# start of Recorded information

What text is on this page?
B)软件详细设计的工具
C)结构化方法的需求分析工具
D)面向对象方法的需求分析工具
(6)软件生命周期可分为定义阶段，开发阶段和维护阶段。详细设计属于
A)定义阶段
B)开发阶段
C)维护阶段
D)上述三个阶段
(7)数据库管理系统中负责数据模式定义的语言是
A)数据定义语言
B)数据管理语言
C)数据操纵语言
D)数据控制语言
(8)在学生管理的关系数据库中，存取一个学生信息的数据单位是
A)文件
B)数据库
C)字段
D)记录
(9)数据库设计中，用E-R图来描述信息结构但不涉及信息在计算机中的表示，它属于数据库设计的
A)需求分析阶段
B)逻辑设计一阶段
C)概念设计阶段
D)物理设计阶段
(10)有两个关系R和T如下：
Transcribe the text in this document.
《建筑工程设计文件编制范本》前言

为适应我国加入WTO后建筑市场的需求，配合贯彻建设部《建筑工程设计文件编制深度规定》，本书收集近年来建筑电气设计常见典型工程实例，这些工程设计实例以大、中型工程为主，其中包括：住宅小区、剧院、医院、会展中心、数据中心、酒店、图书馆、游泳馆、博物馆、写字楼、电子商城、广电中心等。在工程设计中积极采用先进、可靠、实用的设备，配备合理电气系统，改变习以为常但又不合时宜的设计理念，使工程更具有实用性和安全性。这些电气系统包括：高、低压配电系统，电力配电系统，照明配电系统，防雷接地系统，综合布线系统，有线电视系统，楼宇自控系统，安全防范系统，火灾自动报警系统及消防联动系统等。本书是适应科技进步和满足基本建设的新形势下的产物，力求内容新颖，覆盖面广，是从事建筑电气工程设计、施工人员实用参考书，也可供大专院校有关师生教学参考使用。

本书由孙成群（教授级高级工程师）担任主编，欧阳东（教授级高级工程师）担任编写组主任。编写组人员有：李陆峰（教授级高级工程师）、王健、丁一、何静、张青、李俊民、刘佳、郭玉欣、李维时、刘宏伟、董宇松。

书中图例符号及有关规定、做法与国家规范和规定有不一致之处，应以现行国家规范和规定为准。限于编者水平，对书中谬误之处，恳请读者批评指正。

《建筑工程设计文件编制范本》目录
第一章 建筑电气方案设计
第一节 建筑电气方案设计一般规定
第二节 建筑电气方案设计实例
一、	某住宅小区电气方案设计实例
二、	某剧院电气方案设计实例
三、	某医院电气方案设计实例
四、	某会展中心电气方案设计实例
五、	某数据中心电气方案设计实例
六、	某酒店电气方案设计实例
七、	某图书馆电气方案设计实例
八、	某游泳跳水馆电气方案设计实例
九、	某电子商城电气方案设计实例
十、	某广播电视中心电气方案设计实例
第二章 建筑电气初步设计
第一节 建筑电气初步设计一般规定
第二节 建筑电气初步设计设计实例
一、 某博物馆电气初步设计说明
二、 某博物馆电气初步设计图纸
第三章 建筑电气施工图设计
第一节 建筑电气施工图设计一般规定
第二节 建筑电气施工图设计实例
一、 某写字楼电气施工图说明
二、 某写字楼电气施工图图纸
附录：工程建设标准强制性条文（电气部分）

# end of Recorded information

Please output the complete data exactly.

#### [Complete response]
What text is on this page?
B)软件详细设计的工具
C)结构化方法的需求分析工具
D)面向对象方法的需求分析工具
(6)软件生命周期可分为定义阶段，开发阶段和维护阶段。详细设计属于
A)定义阶段
B)开发阶段
C)维护阶段
D)上述三个阶段
(7)数据库管理系统中负责数据模式定义的语言是
A)数据定义语言
B)数据管理语言
C)数据操纵语言
D)数据控制语言
(8)在学生管理的关系数据库中，存取一个学生信息的数据单位是
A)文件
B)数据库
C)字段
D)记录
(9)数据库设计中，用E-R图来描述信息结构但不涉及信息在计算机中的表示，它属于数据库设计的
A)需求分析阶段
B)逻辑设计一阶段
C)概念设计阶段
D)物理设计阶段
(10)有两个关系R和T如下：
Transcribe the text in this document.
《建筑工程设计文件编制范本》前言

为适应我国加入WTO后建筑市场的需求，配合贯彻建设部《建筑工程设计文件编制深度规定》，本书收集近年来建筑电气设计常见典型工程实例，这些工程设计实例以大、中型工程为主，其中包括：住宅小区、剧院、医院、会展中心、数据中心、酒店、图书馆、游泳馆、博物馆、写字楼、电子商城、广电中心等。在工程设计中积极采用先进、可靠、实用的设备，配备合理电气系统，改变习以为常但又不合时宜的设计理念，使工程更具有实用性和安全性。这些电气系统包括：高、低压配电系统，电力配电系统，照明配电系统，防雷接地系统，综合布线系统，有线电视系统，楼宇自控系统，安全防范系统，火灾自动报警系统及消防联动系统等。本书是适应科技进步和满足基本建设的新形势下的产物，力求内容新颖，覆盖面广，是从事建筑电气工程设计、施工人员实用参考书，也可供大专院校有关师生教学参考使用。

本书由孙成群（教授级高级工程师）担任主编，欧阳东（教授级高级工程师）担任编写组主任。编写组人员有：李陆峰（教授级高级工程师）、王健、丁一、何静、张青、李俊民、刘佳、郭玉欣、李维时、刘宏伟、董宇松。

书中图例符号及有关规定、做法与国家规范和规定有不一致之处，应以现行国家规范和规定为准。限于编者水平，对书中谬误之处，恳请读者批评指正。

《建筑工程设计文件编制范本》目录
第一章 建筑电气方案设计
第一节 建筑电气方案设计一般规定
第二节 建筑电气方案设计实例
一、	某住宅小区电气方案设计实例
二、	某剧院电气方案设计实例
三、	某医院电气方案设计实例
四、	某会展中心电气方案设计实例
五、	某数据中心电气方案设计实例
六、	某酒店电气方案设计实例
七、	某图书馆电气方案设计实例
八、	某游泳跳水馆电气方案设计实例
九、	某电子商城电气方案设计实例
十、	某广播电视中心电气方案设计实例
第二章 建筑电气初步设计
第一节 建筑电气初步设计一般规定
第二节 建筑电气初步设计设计实例
一、 某博物馆电气初步设计说明
二、 某博物馆电气初步设计图纸
第三章 建筑电气施工图设计
第一节 建筑电气施工图设计一般规定
第二节 建筑电气施工图设计实例
一、 某写字楼电气施工图说明
二、 某写字楼电气施工图图纸
附录：工程建设标准强制性条文（电气部分）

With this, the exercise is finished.